= Short task =
Counting only lines that hold "CLUTCH", give the total and nothing more.

= Dataset rows =
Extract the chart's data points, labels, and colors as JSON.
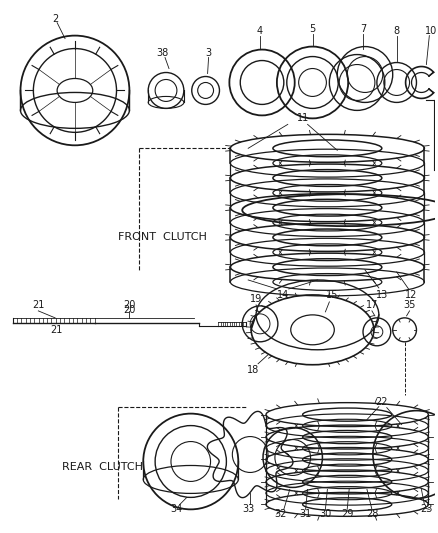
{
  "background_color": "#ffffff",
  "line_color": "#1a1a1a",
  "text_color": "#1a1a1a",
  "label_fontsize": 7.0,
  "section_label_fontsize": 8.0,
  "front_clutch_label": "FRONT  CLUTCH",
  "rear_clutch_label": "REAR  CLUTCH"
}
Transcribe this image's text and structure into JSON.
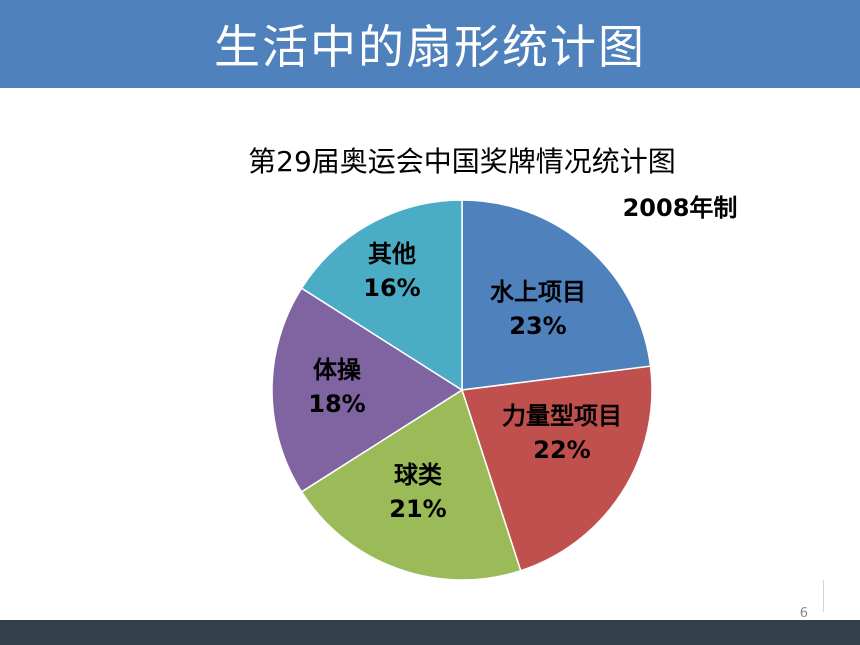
{
  "slide": {
    "title": "生活中的扇形统计图",
    "page_number": "6"
  },
  "colors": {
    "title_bar": "#4f81bd",
    "footer_bar": "#334049"
  },
  "chart_data": {
    "type": "pie",
    "title": "第29届奥运会中国奖牌情况统计图",
    "subtitle": "2008年制",
    "slices": [
      {
        "label": "水上项目",
        "value": 23,
        "value_label": "23%",
        "color": "#4f81bd"
      },
      {
        "label": "力量型项目",
        "value": 22,
        "value_label": "22%",
        "color": "#c0504d"
      },
      {
        "label": "球类",
        "value": 21,
        "value_label": "21%",
        "color": "#9bbb59"
      },
      {
        "label": "体操",
        "value": 18,
        "value_label": "18%",
        "color": "#8064a2"
      },
      {
        "label": "其他",
        "value": 16,
        "value_label": "16%",
        "color": "#4bacc6"
      }
    ],
    "start": "12 o'clock",
    "direction": "clockwise"
  }
}
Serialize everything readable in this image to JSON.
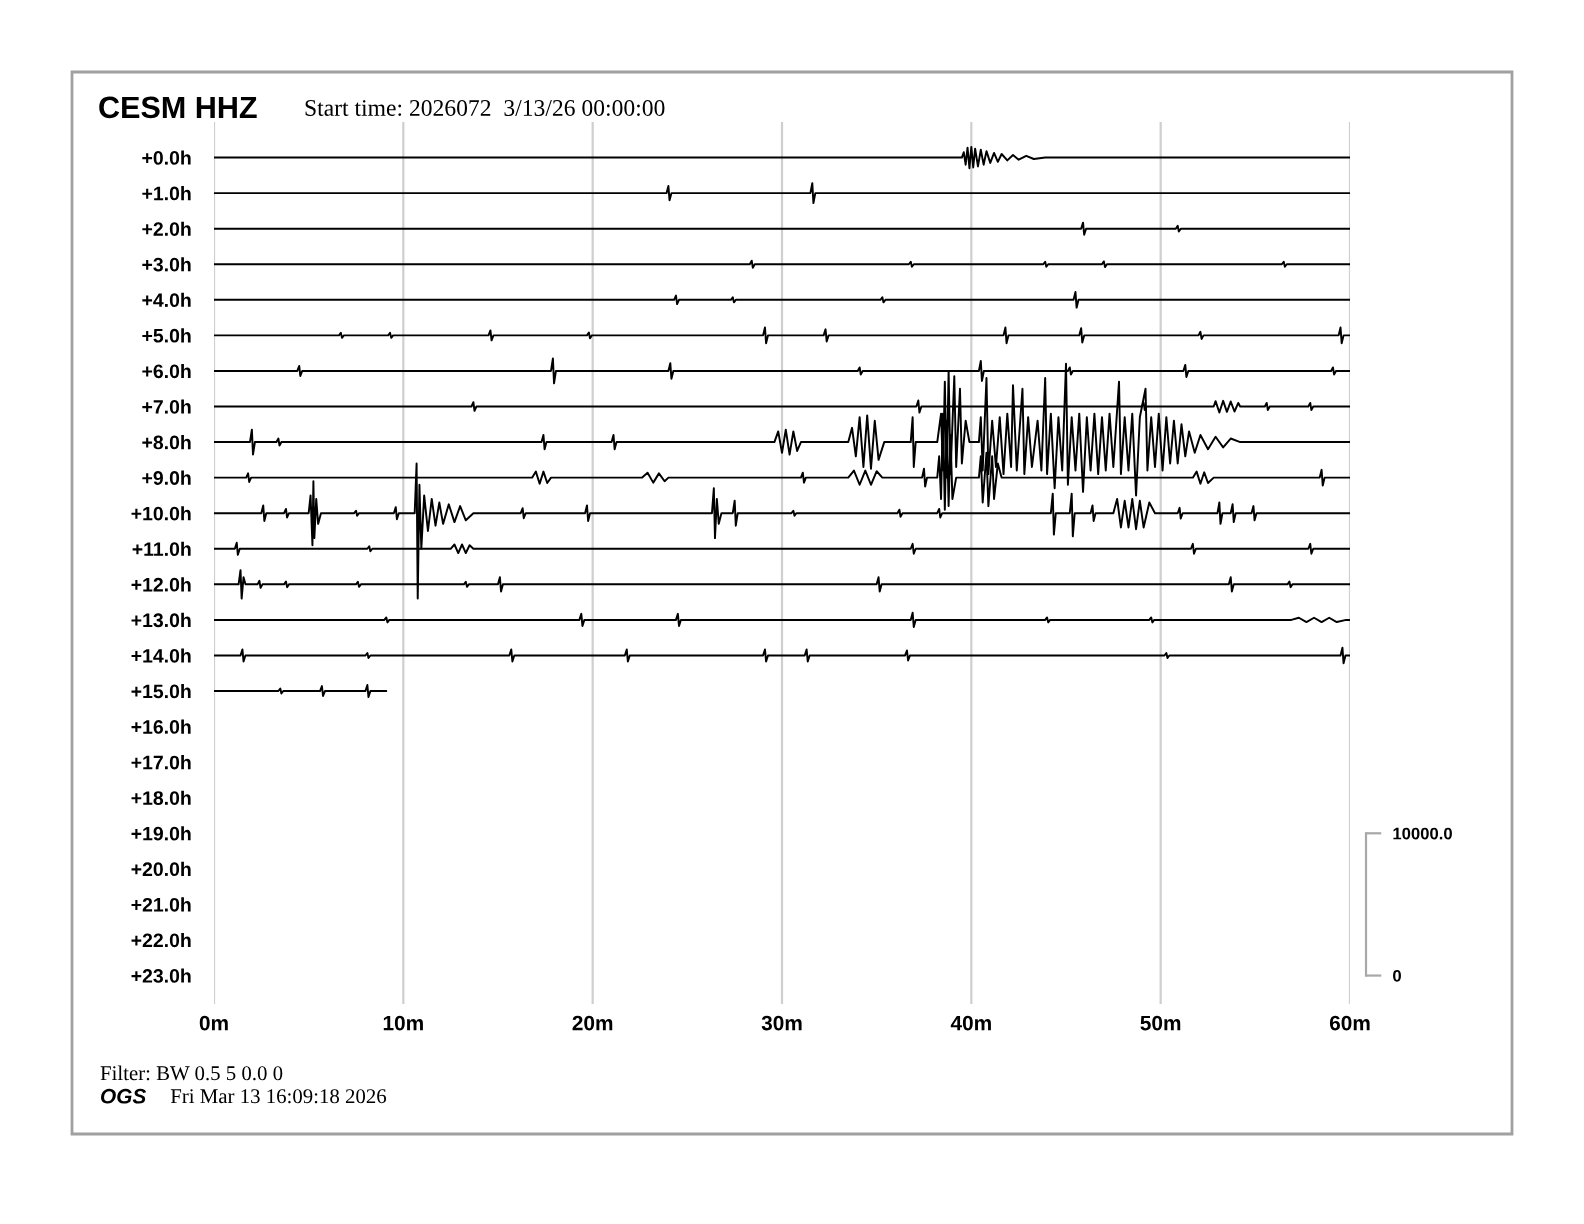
{
  "chart_data": {
    "type": "line",
    "title": "CESM HHZ",
    "subtitle": "Start time: 2026072  3/13/26 00:00:00",
    "annotations": [
      "Filter: BW 0.5 5 0.0 0",
      "OGS",
      "Fri Mar 13 16:09:18 2026"
    ],
    "xlim": [
      0,
      60
    ],
    "xticks": [
      {
        "value": 0,
        "label": "0m"
      },
      {
        "value": 10,
        "label": "10m"
      },
      {
        "value": 20,
        "label": "20m"
      },
      {
        "value": 30,
        "label": "30m"
      },
      {
        "value": 40,
        "label": "40m"
      },
      {
        "value": 50,
        "label": "50m"
      },
      {
        "value": 60,
        "label": "60m"
      }
    ],
    "ylim": [
      23.8,
      -1.0
    ],
    "yticks": [
      {
        "value": 0,
        "label": "+0.0h"
      },
      {
        "value": 1,
        "label": "+1.0h"
      },
      {
        "value": 2,
        "label": "+2.0h"
      },
      {
        "value": 3,
        "label": "+3.0h"
      },
      {
        "value": 4,
        "label": "+4.0h"
      },
      {
        "value": 5,
        "label": "+5.0h"
      },
      {
        "value": 6,
        "label": "+6.0h"
      },
      {
        "value": 7,
        "label": "+7.0h"
      },
      {
        "value": 8,
        "label": "+8.0h"
      },
      {
        "value": 9,
        "label": "+9.0h"
      },
      {
        "value": 10,
        "label": "+10.0h"
      },
      {
        "value": 11,
        "label": "+11.0h"
      },
      {
        "value": 12,
        "label": "+12.0h"
      },
      {
        "value": 13,
        "label": "+13.0h"
      },
      {
        "value": 14,
        "label": "+14.0h"
      },
      {
        "value": 15,
        "label": "+15.0h"
      },
      {
        "value": 16,
        "label": "+16.0h"
      },
      {
        "value": 17,
        "label": "+17.0h"
      },
      {
        "value": 18,
        "label": "+18.0h"
      },
      {
        "value": 19,
        "label": "+19.0h"
      },
      {
        "value": 20,
        "label": "+20.0h"
      },
      {
        "value": 21,
        "label": "+21.0h"
      },
      {
        "value": 22,
        "label": "+22.0h"
      },
      {
        "value": 23,
        "label": "+23.0h"
      }
    ],
    "y2lim": [
      -2000,
      60000
    ],
    "y2ticks": [
      0,
      {
        "value": 10000,
        "label": "10000.0"
      }
    ],
    "grid": "x",
    "series": [
      {
        "color": "#000000",
        "x": [
          0,
          39.5,
          39.6,
          39.7,
          39.8,
          39.9,
          40.0,
          40.1,
          40.2,
          40.35,
          40.5,
          40.65,
          40.8,
          41.0,
          41.2,
          41.4,
          41.6,
          41.9,
          42.2,
          42.5,
          42.9,
          43.3,
          43.9,
          60
        ],
        "values": [
          0,
          0,
          -0.15,
          0.2,
          -0.28,
          0.3,
          -0.3,
          0.28,
          -0.25,
          0.25,
          -0.22,
          0.2,
          -0.18,
          0.15,
          -0.13,
          0.12,
          -0.1,
          0.08,
          -0.07,
          0.06,
          -0.05,
          0.04,
          0,
          0
        ]
      },
      {
        "color": "#000000",
        "x": [
          0,
          23.9,
          24.0,
          24.06,
          24.16,
          31.5,
          31.6,
          31.66,
          31.76,
          60
        ],
        "values": [
          1,
          1,
          0.8,
          1.2,
          1,
          1,
          0.72,
          1.28,
          1,
          1
        ]
      },
      {
        "color": "#000000",
        "x": [
          0,
          45.8,
          45.9,
          45.96,
          46.06,
          50.8,
          50.9,
          50.96,
          51.06,
          60
        ],
        "values": [
          2,
          2,
          1.83,
          2.17,
          2,
          2,
          1.92,
          2.08,
          2,
          2
        ]
      },
      {
        "color": "#000000",
        "x": [
          0,
          28.3,
          28.4,
          28.46,
          28.56,
          36.7,
          36.8,
          36.86,
          36.96,
          43.8,
          43.9,
          43.96,
          44.06,
          46.9,
          47.0,
          47.06,
          47.16,
          56.4,
          56.5,
          56.56,
          56.66,
          60
        ],
        "values": [
          3,
          3,
          2.9,
          3.1,
          3,
          3,
          2.93,
          3.07,
          3,
          3,
          2.93,
          3.07,
          3,
          3,
          2.92,
          3.08,
          3,
          3,
          2.93,
          3.07,
          3,
          3
        ]
      },
      {
        "color": "#000000",
        "x": [
          0,
          24.3,
          24.4,
          24.46,
          24.56,
          27.3,
          27.4,
          27.46,
          27.56,
          35.2,
          35.3,
          35.36,
          35.46,
          45.4,
          45.5,
          45.56,
          45.66,
          60
        ],
        "values": [
          4,
          4,
          3.88,
          4.12,
          4,
          4,
          3.93,
          4.07,
          4,
          4,
          3.93,
          4.07,
          4,
          4,
          3.78,
          4.22,
          4,
          4
        ]
      },
      {
        "color": "#000000",
        "x": [
          0,
          6.6,
          6.7,
          6.76,
          6.86,
          9.2,
          9.3,
          9.36,
          9.46,
          14.5,
          14.6,
          14.66,
          14.76,
          19.7,
          19.8,
          19.86,
          19.96,
          29.0,
          29.1,
          29.16,
          29.26,
          32.2,
          32.3,
          32.36,
          32.46,
          41.7,
          41.8,
          41.86,
          41.96,
          45.7,
          45.8,
          45.86,
          45.96,
          52.0,
          52.1,
          52.16,
          52.26,
          59.4,
          59.5,
          59.56,
          59.66,
          60
        ],
        "values": [
          5,
          5,
          4.93,
          5.07,
          5,
          5,
          4.93,
          5.07,
          5,
          5,
          4.86,
          5.14,
          5,
          5,
          4.92,
          5.08,
          5,
          5,
          4.78,
          5.22,
          5,
          5,
          4.83,
          5.17,
          5,
          5,
          4.78,
          5.22,
          5,
          5,
          4.8,
          5.2,
          5,
          5,
          4.9,
          5.1,
          5,
          5,
          4.78,
          5.22,
          5,
          5
        ]
      },
      {
        "color": "#000000",
        "x": [
          0,
          4.4,
          4.5,
          4.56,
          4.66,
          17.8,
          17.9,
          17.96,
          18.06,
          24.0,
          24.1,
          24.16,
          24.26,
          34.0,
          34.1,
          34.16,
          34.26,
          40.4,
          40.5,
          40.56,
          40.66,
          45.1,
          45.2,
          45.26,
          45.36,
          51.2,
          51.3,
          51.36,
          51.46,
          59.0,
          59.1,
          59.16,
          59.26,
          60
        ],
        "values": [
          6,
          6,
          5.86,
          6.14,
          6,
          6,
          5.65,
          6.35,
          6,
          6,
          5.78,
          6.22,
          6,
          6,
          5.9,
          6.1,
          6,
          6,
          5.72,
          6.28,
          6,
          6,
          5.9,
          6.1,
          6,
          6,
          5.83,
          6.17,
          6,
          6,
          5.9,
          6.1,
          6,
          6
        ]
      },
      {
        "color": "#000000",
        "x": [
          0,
          13.6,
          13.7,
          13.76,
          13.86,
          37.1,
          37.2,
          37.26,
          37.36,
          49.0,
          49.1,
          49.16,
          49.26,
          52.8,
          52.9,
          53.1,
          53.3,
          53.5,
          53.7,
          53.9,
          54.1,
          54.2,
          55.5,
          55.6,
          55.66,
          55.76,
          57.8,
          57.9,
          57.96,
          58.06,
          60
        ],
        "values": [
          7,
          7,
          6.88,
          7.12,
          7,
          7,
          6.83,
          7.17,
          7,
          7,
          6.9,
          7.1,
          7,
          7,
          6.85,
          7.17,
          6.84,
          7.15,
          6.86,
          7.14,
          6.9,
          7,
          7,
          6.9,
          7.1,
          7,
          7,
          6.9,
          7.1,
          7,
          7
        ]
      },
      {
        "color": "#000000",
        "x": [
          0,
          1.9,
          2.0,
          2.06,
          2.16,
          3.3,
          3.4,
          3.46,
          3.56,
          17.3,
          17.4,
          17.46,
          17.56,
          21.0,
          21.1,
          21.16,
          21.26,
          29.6,
          29.8,
          30.0,
          30.2,
          30.4,
          30.6,
          30.8,
          31.0,
          33.5,
          33.7,
          33.9,
          34.1,
          34.3,
          34.5,
          34.7,
          34.9,
          35.1,
          35.4,
          36.8,
          36.9,
          36.96,
          37.06,
          38.2,
          38.4,
          38.5,
          38.6,
          38.7,
          38.8,
          38.9,
          39.1,
          39.2,
          39.4,
          39.5,
          39.7,
          39.9,
          40.4,
          40.5,
          40.6,
          40.8,
          40.9,
          41.1,
          41.3,
          41.5,
          41.7,
          41.9,
          42.1,
          42.2,
          42.4,
          42.7,
          42.8,
          43.0,
          43.2,
          43.5,
          43.7,
          43.9,
          44.0,
          44.2,
          44.4,
          44.6,
          44.8,
          45.0,
          45.1,
          45.3,
          45.5,
          45.7,
          45.9,
          46.1,
          46.3,
          46.5,
          46.7,
          46.9,
          47.1,
          47.3,
          47.5,
          47.8,
          47.9,
          48.1,
          48.3,
          48.5,
          48.7,
          48.9,
          49.2,
          49.3,
          49.5,
          49.7,
          49.9,
          50.1,
          50.3,
          50.5,
          50.7,
          50.9,
          51.1,
          51.3,
          51.5,
          51.8,
          52.1,
          52.5,
          52.9,
          53.3,
          53.7,
          54.2,
          60
        ],
        "values": [
          8,
          8,
          7.65,
          8.35,
          8,
          8,
          7.9,
          8.1,
          8,
          8,
          7.8,
          8.2,
          8,
          8,
          7.8,
          8.2,
          8,
          8,
          7.7,
          8.3,
          7.65,
          8.35,
          7.7,
          8.25,
          8,
          8,
          7.6,
          8.4,
          7.3,
          8.7,
          7.25,
          8.75,
          7.4,
          8.5,
          8,
          8,
          7.3,
          8.7,
          8,
          8,
          7.2,
          8.8,
          6.3,
          9.0,
          6.0,
          8.9,
          6.15,
          8.7,
          6.5,
          8.6,
          7.4,
          8,
          8,
          7.3,
          8.8,
          6.2,
          8.9,
          7.4,
          8.7,
          7.3,
          8.9,
          7.2,
          8.7,
          6.4,
          8.8,
          6.5,
          8.9,
          7.3,
          8.7,
          7.4,
          8.8,
          6.2,
          8.9,
          7.2,
          9.3,
          7.3,
          8.8,
          5.8,
          9.2,
          7.3,
          8.8,
          7.2,
          9.4,
          7.3,
          8.8,
          7.2,
          8.9,
          7.3,
          8.8,
          7.2,
          8.7,
          6.3,
          8.9,
          7.3,
          8.8,
          7.2,
          9.5,
          7.3,
          6.5,
          8.8,
          7.3,
          8.7,
          7.2,
          8.8,
          7.3,
          8.6,
          7.4,
          8.6,
          7.5,
          8.4,
          7.7,
          8.3,
          7.8,
          8.2,
          7.85,
          8.15,
          7.9,
          8,
          8
        ]
      },
      {
        "color": "#000000",
        "x": [
          0,
          1.7,
          1.8,
          1.86,
          1.96,
          16.8,
          17.0,
          17.2,
          17.4,
          17.6,
          17.8,
          22.6,
          22.9,
          23.2,
          23.5,
          23.8,
          24.0,
          31.0,
          31.1,
          31.16,
          31.26,
          33.5,
          33.8,
          34.1,
          34.4,
          34.7,
          35.0,
          35.3,
          37.4,
          37.5,
          37.56,
          37.66,
          38.2,
          38.3,
          38.4,
          38.5,
          38.6,
          38.7,
          38.8,
          38.9,
          39.0,
          39.2,
          40.4,
          40.5,
          40.6,
          40.8,
          40.9,
          41.1,
          41.2,
          41.4,
          41.6,
          51.7,
          51.9,
          52.1,
          52.3,
          52.5,
          52.8,
          58.4,
          58.5,
          58.56,
          58.66,
          60
        ],
        "values": [
          9,
          9,
          8.88,
          9.12,
          9,
          9,
          8.83,
          9.17,
          8.83,
          9.15,
          9,
          9,
          8.86,
          9.14,
          8.88,
          9.1,
          9,
          9,
          8.86,
          9.14,
          9,
          9,
          8.8,
          9.2,
          8.8,
          9.2,
          8.82,
          9,
          9,
          8.75,
          9.25,
          9,
          9,
          8.4,
          9.6,
          7.2,
          9.9,
          7.4,
          9.8,
          7.8,
          9.6,
          9,
          9,
          8.4,
          9.7,
          8.3,
          9.8,
          8.4,
          9.6,
          8.6,
          9,
          9,
          8.83,
          9.17,
          8.85,
          9.15,
          9,
          9,
          8.78,
          9.22,
          9,
          9
        ]
      },
      {
        "color": "#000000",
        "x": [
          0,
          2.5,
          2.6,
          2.66,
          2.76,
          3.7,
          3.8,
          3.86,
          3.96,
          5.0,
          5.1,
          5.2,
          5.25,
          5.3,
          5.4,
          5.5,
          5.65,
          7.4,
          7.5,
          7.56,
          7.66,
          9.5,
          9.6,
          9.66,
          9.76,
          10.6,
          10.7,
          10.76,
          10.85,
          10.95,
          11.1,
          11.3,
          11.5,
          11.7,
          11.9,
          12.1,
          12.4,
          12.7,
          13.0,
          13.3,
          13.7,
          16.2,
          16.3,
          16.36,
          16.46,
          19.6,
          19.7,
          19.76,
          19.86,
          26.3,
          26.4,
          26.46,
          26.56,
          26.66,
          26.8,
          27.4,
          27.5,
          27.56,
          27.66,
          30.5,
          30.6,
          30.66,
          30.76,
          36.1,
          36.2,
          36.26,
          36.36,
          38.2,
          38.3,
          38.36,
          38.46,
          44.2,
          44.3,
          44.36,
          44.46,
          45.2,
          45.3,
          45.36,
          45.46,
          46.3,
          46.4,
          46.46,
          46.56,
          47.5,
          47.7,
          47.9,
          48.1,
          48.3,
          48.5,
          48.7,
          48.9,
          49.1,
          49.4,
          49.7,
          50.9,
          51.0,
          51.06,
          51.16,
          53.0,
          53.1,
          53.16,
          53.26,
          53.7,
          53.8,
          53.86,
          53.96,
          54.8,
          54.9,
          54.96,
          55.06,
          60
        ],
        "values": [
          10,
          10,
          9.78,
          10.22,
          10,
          10,
          9.88,
          10.12,
          10,
          10,
          9.5,
          10.9,
          9.1,
          10.7,
          9.6,
          10.3,
          10,
          10,
          9.93,
          10.07,
          10,
          10,
          9.83,
          10.17,
          10,
          10,
          8.6,
          12.4,
          9.2,
          11.0,
          9.5,
          10.5,
          9.6,
          10.35,
          9.7,
          10.3,
          9.75,
          10.25,
          9.8,
          10.2,
          10,
          10,
          9.86,
          10.14,
          10,
          10,
          9.78,
          10.22,
          10,
          10,
          9.3,
          10.7,
          9.6,
          10.3,
          10,
          10,
          9.65,
          10.35,
          10,
          10,
          9.93,
          10.07,
          10,
          10,
          9.9,
          10.1,
          10,
          10,
          9.88,
          10.12,
          10,
          10,
          9.45,
          10.6,
          10,
          10,
          9.45,
          10.65,
          10,
          10,
          9.78,
          10.22,
          10,
          10,
          9.6,
          10.4,
          9.65,
          10.4,
          9.6,
          10.45,
          9.65,
          10.4,
          9.7,
          10,
          10,
          9.85,
          10.15,
          10,
          10,
          9.7,
          10.3,
          10,
          10,
          9.75,
          10.25,
          10,
          10,
          9.8,
          10.2,
          10,
          10
        ]
      },
      {
        "color": "#000000",
        "x": [
          0,
          1.1,
          1.2,
          1.26,
          1.36,
          8.1,
          8.2,
          8.26,
          8.36,
          12.5,
          12.7,
          12.9,
          13.1,
          13.3,
          13.5,
          13.7,
          36.8,
          36.9,
          36.96,
          37.06,
          51.6,
          51.7,
          51.76,
          51.86,
          57.8,
          57.9,
          57.96,
          58.06,
          60
        ],
        "values": [
          11,
          11,
          10.83,
          11.17,
          11,
          11,
          10.93,
          11.07,
          11,
          11,
          10.88,
          11.12,
          10.88,
          11.12,
          10.9,
          11,
          11,
          10.86,
          11.14,
          11,
          11,
          10.86,
          11.14,
          11,
          11,
          10.86,
          11.14,
          11,
          11
        ]
      },
      {
        "color": "#000000",
        "x": [
          0,
          1.3,
          1.4,
          1.46,
          1.56,
          1.66,
          2.3,
          2.4,
          2.46,
          2.56,
          3.7,
          3.8,
          3.86,
          3.96,
          7.5,
          7.6,
          7.66,
          7.76,
          13.2,
          13.3,
          13.36,
          13.46,
          15.0,
          15.1,
          15.16,
          15.26,
          35.0,
          35.1,
          35.16,
          35.26,
          53.6,
          53.7,
          53.76,
          53.86,
          56.7,
          56.8,
          56.86,
          56.96,
          60
        ],
        "values": [
          12,
          12,
          11.6,
          12.4,
          11.8,
          12,
          12,
          11.9,
          12.1,
          12,
          12,
          11.92,
          12.08,
          12,
          12,
          11.93,
          12.07,
          12,
          12,
          11.93,
          12.07,
          12,
          12,
          11.8,
          12.2,
          12,
          12,
          11.8,
          12.2,
          12,
          12,
          11.8,
          12.2,
          12,
          12,
          11.92,
          12.08,
          12,
          12
        ]
      },
      {
        "color": "#000000",
        "x": [
          0,
          9.0,
          9.1,
          9.16,
          9.26,
          19.3,
          19.4,
          19.46,
          19.56,
          24.4,
          24.5,
          24.56,
          24.66,
          36.8,
          36.9,
          36.96,
          37.06,
          43.9,
          44.0,
          44.06,
          44.16,
          49.4,
          49.5,
          49.56,
          49.66,
          56.9,
          57.3,
          57.7,
          58.1,
          58.5,
          58.9,
          59.3,
          59.8,
          60
        ],
        "values": [
          13,
          13,
          12.93,
          13.07,
          13,
          13,
          12.83,
          13.17,
          13,
          13,
          12.83,
          13.17,
          13,
          13,
          12.8,
          13.2,
          13,
          13,
          12.93,
          13.07,
          13,
          13,
          12.93,
          13.07,
          13,
          13,
          12.94,
          13.06,
          12.94,
          13.06,
          12.94,
          13.06,
          13,
          13
        ]
      },
      {
        "color": "#000000",
        "x": [
          0,
          1.4,
          1.5,
          1.56,
          1.66,
          8.0,
          8.1,
          8.16,
          8.26,
          15.6,
          15.7,
          15.76,
          15.86,
          21.7,
          21.8,
          21.86,
          21.96,
          29.0,
          29.1,
          29.16,
          29.26,
          31.2,
          31.3,
          31.36,
          31.46,
          36.5,
          36.6,
          36.66,
          36.76,
          50.2,
          50.3,
          50.36,
          50.46,
          59.5,
          59.6,
          59.66,
          59.76,
          60
        ],
        "values": [
          14,
          14,
          13.83,
          14.17,
          14,
          14,
          13.93,
          14.07,
          14,
          14,
          13.83,
          14.17,
          14,
          14,
          13.83,
          14.17,
          14,
          14,
          13.83,
          14.17,
          14,
          14,
          13.83,
          14.17,
          14,
          14,
          13.86,
          14.14,
          14,
          14,
          13.93,
          14.07,
          14,
          14,
          13.78,
          14.22,
          14,
          14
        ]
      },
      {
        "color": "#000000",
        "x": [
          0,
          3.4,
          3.5,
          3.56,
          3.66,
          5.6,
          5.7,
          5.76,
          5.86,
          8.0,
          8.1,
          8.16,
          8.26,
          9.1
        ],
        "values": [
          15,
          15,
          14.93,
          15.07,
          15,
          15,
          14.86,
          15.14,
          15,
          15,
          14.83,
          15.17,
          15,
          15
        ]
      }
    ]
  }
}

= Solution =
2